# WHAT IS BEING ASKED
Count every line below in which "battery" occurs, then give only the count.
-------- SOURCE DATA --------
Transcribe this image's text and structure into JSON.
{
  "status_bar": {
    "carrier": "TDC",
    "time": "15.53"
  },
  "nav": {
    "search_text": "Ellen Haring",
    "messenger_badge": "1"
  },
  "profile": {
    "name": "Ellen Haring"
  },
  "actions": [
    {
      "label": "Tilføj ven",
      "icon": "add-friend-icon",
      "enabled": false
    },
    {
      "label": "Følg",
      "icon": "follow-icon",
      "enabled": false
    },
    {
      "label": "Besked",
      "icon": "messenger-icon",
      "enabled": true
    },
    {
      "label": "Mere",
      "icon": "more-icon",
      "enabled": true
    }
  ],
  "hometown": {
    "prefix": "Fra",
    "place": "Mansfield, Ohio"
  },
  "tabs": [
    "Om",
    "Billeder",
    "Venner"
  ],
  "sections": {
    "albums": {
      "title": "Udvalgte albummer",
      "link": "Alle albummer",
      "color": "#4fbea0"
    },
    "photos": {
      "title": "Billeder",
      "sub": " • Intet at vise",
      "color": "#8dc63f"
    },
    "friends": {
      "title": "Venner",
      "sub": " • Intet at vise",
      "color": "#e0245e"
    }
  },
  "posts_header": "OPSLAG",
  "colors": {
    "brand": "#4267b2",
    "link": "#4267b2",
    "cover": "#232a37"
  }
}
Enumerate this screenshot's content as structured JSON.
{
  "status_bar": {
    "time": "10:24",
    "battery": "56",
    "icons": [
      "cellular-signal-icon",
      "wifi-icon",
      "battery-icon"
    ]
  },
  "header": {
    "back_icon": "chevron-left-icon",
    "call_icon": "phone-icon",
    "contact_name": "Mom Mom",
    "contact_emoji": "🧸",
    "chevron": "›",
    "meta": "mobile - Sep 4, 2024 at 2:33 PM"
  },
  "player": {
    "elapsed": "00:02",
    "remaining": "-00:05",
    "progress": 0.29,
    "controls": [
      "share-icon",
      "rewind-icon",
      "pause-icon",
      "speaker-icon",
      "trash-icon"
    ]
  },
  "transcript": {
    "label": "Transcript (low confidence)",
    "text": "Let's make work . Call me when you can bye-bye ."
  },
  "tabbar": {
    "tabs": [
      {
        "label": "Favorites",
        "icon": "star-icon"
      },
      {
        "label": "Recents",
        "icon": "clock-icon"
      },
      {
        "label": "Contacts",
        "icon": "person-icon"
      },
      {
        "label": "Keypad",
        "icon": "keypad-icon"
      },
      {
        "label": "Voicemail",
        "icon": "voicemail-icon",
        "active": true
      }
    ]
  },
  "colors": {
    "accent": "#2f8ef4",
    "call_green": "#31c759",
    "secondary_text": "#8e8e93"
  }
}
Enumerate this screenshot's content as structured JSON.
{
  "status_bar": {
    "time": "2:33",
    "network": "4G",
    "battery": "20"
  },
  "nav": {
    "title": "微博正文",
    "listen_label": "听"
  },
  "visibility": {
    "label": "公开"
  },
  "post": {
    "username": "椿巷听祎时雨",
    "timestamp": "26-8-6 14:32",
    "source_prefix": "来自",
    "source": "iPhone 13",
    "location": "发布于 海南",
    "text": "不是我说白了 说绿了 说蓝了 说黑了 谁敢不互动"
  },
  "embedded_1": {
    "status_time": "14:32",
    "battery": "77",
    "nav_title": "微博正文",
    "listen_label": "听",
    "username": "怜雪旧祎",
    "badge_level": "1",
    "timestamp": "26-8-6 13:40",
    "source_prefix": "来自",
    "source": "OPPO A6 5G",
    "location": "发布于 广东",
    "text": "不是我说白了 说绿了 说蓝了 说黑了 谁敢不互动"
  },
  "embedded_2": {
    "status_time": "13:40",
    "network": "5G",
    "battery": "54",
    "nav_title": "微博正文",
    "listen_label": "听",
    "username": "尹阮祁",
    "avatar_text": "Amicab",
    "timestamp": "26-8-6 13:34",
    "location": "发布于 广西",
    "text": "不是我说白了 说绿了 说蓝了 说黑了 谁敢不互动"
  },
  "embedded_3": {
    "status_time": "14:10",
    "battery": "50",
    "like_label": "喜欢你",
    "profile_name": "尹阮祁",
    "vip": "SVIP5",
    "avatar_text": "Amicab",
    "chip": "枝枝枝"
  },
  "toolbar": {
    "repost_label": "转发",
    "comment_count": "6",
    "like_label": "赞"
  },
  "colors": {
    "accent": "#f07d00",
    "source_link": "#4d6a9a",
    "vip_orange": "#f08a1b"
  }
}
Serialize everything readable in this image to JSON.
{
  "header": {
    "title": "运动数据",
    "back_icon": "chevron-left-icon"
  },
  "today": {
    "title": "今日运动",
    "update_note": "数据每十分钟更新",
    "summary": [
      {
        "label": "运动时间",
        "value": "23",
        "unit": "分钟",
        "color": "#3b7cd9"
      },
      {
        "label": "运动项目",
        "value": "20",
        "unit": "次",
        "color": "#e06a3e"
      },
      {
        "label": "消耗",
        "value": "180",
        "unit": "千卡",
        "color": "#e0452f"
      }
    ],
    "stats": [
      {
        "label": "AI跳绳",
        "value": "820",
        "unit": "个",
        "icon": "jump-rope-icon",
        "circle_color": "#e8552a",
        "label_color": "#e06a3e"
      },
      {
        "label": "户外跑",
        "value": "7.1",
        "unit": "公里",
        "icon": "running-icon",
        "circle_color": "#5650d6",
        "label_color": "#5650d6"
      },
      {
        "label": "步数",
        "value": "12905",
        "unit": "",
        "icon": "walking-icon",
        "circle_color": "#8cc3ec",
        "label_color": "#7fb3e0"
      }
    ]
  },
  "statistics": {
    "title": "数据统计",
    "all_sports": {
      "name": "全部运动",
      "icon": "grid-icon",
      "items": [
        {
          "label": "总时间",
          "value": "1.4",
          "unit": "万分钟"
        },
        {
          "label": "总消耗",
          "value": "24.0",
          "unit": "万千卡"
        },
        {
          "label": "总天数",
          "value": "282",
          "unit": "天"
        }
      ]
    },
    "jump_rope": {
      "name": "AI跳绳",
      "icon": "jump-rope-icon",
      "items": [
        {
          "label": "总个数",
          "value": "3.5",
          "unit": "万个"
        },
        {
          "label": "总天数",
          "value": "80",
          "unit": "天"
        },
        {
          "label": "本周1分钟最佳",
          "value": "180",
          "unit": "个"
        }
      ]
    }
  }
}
--------
# SOLUTION TO THE EXERCISE
6